## TEXT

## begin

Are the results from the sample I surveyed an accurate reflection of my whole audience? How likely is it that I would get the same results if I surveyed everybody who attended?
These are questions you may ask yourself when looking at the data from a sample of a population, whether it be audience members or event attendees. Generating a statistically significant sample means you can be confident your survey results reflect the opinion of your wider audience.
A recent case study from KAGE discusses the common challenge that organisations can face in capturing large survey samples. One of 23 organisations that participated in the Creative Victoria pilot, KAGE found that they “didn’t always get enough people to undertake the survey, which would make the results more statistically representative of our audiences.” This can be more challenging for smaller events or organisations, and is often coupled with uncertainty in determining what is a statistically significant sample.
In this blog we will run through how to determine and report on significance, and tips on how to ensure you have the best chance of achieving a representative sample of your audience.
Margin of Error and Confidence Level
How well the sample represents the population is gauged by two important statistics – the margin of error and confidence level.
The margin of error indicates the likelihood that the result from a sample is close to the result you would get if the whole population had been surveyed. It determines the range of values above and below the sample statistic that are likely to occur. Margins of error under 5% can be considered reasonable representations of the opinion of the population.
The confidence level represents how often the population would pick an answer that lies within the margin of error. It ultimately tells you how sure you can be of accuracy. Applying a 95% confidence level is common practice for business reporting and allows you to be confident that 95/100 times the result would fall within the margin of error range when surveying the entire population.
The margin of error for all dimensions, at a 95% confidence level, is now available to see in real time in the Culture Counts Reporting Dashboard. Contact us to input your estimated audience size for an evaluation to calculate and display this chart.
Tips and Insights
How many responses do I need to get?
There is no minimum number of responses required in order to obtain a significant sample, however it is best to try to capture as many responses as possible. Achieving larger samples enables you to be confident that the average scores and opinions of the survey group are representative of the total audience.

## end

## GIVEN PROBLEM A
Repeat word for word the part of the survey sampling text that opens with the words containing "In this blog" and closes with "and confidence level.".

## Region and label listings

## begin

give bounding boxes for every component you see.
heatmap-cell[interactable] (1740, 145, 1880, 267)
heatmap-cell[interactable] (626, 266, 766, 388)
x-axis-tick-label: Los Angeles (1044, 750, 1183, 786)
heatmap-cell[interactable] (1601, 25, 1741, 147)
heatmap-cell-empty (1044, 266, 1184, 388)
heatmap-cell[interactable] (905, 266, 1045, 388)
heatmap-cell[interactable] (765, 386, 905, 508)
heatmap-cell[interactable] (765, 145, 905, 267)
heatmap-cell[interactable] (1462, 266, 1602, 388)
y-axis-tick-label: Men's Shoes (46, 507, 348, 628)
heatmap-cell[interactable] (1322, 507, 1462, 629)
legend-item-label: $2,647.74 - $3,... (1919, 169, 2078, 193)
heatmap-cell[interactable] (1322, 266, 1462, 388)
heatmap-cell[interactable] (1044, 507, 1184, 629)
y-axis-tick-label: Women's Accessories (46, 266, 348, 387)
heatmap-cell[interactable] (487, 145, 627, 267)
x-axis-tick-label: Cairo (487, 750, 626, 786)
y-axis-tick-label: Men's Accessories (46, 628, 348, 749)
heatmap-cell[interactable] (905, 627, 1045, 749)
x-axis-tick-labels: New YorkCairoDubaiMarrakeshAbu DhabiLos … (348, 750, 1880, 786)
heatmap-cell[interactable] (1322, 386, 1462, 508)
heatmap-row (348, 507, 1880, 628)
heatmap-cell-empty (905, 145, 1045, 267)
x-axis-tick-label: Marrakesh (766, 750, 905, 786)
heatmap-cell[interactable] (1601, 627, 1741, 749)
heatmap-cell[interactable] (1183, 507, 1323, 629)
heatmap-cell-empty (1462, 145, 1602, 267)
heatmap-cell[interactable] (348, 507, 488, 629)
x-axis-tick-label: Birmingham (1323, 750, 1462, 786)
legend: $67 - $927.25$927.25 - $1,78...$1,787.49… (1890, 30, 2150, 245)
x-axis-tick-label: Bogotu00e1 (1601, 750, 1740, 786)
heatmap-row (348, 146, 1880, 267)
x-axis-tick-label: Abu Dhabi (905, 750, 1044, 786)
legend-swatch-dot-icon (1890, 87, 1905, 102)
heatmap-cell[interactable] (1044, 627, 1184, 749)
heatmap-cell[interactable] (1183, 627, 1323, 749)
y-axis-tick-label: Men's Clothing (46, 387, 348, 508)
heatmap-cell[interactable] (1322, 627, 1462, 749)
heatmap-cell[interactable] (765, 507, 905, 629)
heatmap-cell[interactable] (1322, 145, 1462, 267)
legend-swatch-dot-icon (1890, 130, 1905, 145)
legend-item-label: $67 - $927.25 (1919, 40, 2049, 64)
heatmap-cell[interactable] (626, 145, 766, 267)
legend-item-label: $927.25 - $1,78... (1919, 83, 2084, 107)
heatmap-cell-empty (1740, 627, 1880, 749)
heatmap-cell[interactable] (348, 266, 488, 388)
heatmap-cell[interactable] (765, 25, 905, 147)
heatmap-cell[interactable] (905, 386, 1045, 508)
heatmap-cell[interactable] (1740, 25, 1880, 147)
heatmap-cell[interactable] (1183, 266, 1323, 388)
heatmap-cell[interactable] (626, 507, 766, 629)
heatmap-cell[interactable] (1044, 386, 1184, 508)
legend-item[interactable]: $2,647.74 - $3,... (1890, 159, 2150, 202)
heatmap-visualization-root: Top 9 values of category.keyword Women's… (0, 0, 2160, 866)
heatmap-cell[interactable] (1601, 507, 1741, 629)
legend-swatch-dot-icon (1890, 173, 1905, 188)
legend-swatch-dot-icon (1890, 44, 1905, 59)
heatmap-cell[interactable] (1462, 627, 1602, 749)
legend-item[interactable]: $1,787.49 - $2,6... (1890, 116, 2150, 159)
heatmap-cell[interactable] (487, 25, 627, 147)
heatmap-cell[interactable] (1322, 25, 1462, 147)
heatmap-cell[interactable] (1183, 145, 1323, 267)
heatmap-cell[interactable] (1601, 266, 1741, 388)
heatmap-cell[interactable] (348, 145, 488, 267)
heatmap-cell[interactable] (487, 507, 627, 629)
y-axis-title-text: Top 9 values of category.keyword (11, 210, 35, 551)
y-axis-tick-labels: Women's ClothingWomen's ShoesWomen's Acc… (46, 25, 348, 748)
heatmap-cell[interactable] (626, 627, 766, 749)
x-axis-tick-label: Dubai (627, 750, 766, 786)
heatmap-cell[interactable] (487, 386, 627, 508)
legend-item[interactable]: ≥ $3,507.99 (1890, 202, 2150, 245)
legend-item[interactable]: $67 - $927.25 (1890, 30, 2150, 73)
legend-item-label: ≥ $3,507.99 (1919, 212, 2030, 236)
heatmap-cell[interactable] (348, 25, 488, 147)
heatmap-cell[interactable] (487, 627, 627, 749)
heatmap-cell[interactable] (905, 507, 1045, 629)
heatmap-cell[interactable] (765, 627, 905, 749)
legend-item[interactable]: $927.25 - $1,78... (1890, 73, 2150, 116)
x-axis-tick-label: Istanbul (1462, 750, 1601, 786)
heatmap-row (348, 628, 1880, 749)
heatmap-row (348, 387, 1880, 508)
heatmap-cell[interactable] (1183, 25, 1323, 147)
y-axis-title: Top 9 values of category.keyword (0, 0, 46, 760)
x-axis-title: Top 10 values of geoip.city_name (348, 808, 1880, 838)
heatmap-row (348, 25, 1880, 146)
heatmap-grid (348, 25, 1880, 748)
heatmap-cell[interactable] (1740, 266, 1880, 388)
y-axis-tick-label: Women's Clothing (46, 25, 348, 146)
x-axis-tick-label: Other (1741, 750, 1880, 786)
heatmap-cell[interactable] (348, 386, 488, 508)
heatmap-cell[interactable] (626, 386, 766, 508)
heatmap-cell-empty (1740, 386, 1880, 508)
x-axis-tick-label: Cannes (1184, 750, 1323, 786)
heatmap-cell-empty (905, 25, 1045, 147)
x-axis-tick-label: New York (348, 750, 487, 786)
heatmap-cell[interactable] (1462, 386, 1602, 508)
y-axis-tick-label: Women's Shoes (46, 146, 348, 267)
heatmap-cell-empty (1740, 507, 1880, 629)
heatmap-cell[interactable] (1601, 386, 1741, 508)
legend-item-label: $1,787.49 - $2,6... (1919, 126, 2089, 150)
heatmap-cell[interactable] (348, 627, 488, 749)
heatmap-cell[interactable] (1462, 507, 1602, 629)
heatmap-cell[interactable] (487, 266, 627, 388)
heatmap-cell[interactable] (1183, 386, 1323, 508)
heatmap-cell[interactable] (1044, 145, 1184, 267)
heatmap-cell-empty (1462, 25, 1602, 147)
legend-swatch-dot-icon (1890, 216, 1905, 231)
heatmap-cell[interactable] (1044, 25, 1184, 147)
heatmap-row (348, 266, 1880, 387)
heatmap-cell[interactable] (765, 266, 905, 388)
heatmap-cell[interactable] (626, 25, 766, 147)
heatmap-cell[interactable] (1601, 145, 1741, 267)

## end

## GIVEN PROBLEM B
Format the entries, from their first line through the line containing "heatmap-cell[interactable] (765, 386, 905, 508)" (both ends included), as a JSON list of strings with one string per line, leaving out blank lines.

## COMPLETE ANSWER A
In this blog we will run through how to determine and report on significance, and tips on how to ensure you have the best chance of achieving a representative sample of your audience.
Margin of Error and Confidence Level
How well the sample represents the population is gauged by two important statistics – the margin of error and confidence level.

## COMPLETE ANSWER B
[
  "give bounding boxes for every component you see.",
  "heatmap-cell[interactable] (1740, 145, 1880, 267)",
  "heatmap-cell[interactable] (626, 266, 766, 388)",
  "x-axis-tick-label: Los Angeles (1044, 750, 1183, 786)",
  "heatmap-cell[interactable] (1601, 25, 1741, 147)",
  "heatmap-cell-empty (1044, 266, 1184, 388)",
  "heatmap-cell[interactable] (905, 266, 1045, 388)",
  "heatmap-cell[interactable] (765, 386, 905, 508)"
]